## YOUR OBJECTIVE:
Within the data below, state how many lines contain the string "entrée". Provide the number only.

## STORED ROWS:
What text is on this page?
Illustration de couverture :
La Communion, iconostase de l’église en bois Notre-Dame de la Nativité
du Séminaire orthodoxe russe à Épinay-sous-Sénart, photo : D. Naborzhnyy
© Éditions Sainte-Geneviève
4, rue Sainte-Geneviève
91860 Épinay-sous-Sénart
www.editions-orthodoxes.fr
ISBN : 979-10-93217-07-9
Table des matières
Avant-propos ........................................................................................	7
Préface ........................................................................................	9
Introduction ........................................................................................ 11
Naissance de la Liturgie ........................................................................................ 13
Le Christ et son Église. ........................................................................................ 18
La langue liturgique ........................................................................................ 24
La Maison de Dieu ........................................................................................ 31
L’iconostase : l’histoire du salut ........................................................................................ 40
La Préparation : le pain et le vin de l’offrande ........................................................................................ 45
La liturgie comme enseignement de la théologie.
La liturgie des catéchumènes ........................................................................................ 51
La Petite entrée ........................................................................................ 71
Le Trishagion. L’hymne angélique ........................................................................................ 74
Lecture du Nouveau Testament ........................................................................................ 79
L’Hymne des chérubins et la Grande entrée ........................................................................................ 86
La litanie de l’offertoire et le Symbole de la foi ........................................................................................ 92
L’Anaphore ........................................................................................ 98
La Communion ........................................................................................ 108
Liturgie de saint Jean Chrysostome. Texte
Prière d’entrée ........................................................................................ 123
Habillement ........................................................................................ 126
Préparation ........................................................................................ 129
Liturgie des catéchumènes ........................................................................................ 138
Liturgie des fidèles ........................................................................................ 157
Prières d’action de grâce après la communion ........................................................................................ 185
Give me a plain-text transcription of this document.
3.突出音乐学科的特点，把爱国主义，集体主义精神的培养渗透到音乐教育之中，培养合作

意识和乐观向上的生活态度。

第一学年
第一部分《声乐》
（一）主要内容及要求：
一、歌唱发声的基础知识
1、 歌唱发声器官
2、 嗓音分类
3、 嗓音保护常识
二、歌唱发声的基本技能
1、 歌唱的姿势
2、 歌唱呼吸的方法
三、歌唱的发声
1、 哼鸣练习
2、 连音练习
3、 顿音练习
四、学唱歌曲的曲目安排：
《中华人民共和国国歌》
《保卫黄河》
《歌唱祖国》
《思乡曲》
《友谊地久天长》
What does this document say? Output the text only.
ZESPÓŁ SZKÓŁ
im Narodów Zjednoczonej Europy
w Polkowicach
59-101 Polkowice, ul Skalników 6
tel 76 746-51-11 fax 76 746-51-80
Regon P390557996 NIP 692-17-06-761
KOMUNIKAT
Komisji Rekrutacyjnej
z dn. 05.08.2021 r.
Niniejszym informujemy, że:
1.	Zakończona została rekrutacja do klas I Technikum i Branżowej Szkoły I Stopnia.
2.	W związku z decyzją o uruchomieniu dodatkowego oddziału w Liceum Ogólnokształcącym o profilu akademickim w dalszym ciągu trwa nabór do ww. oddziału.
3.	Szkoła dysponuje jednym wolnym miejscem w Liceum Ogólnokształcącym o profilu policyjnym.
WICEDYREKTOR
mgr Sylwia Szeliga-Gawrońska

## WRITTEN SOLUTION:
3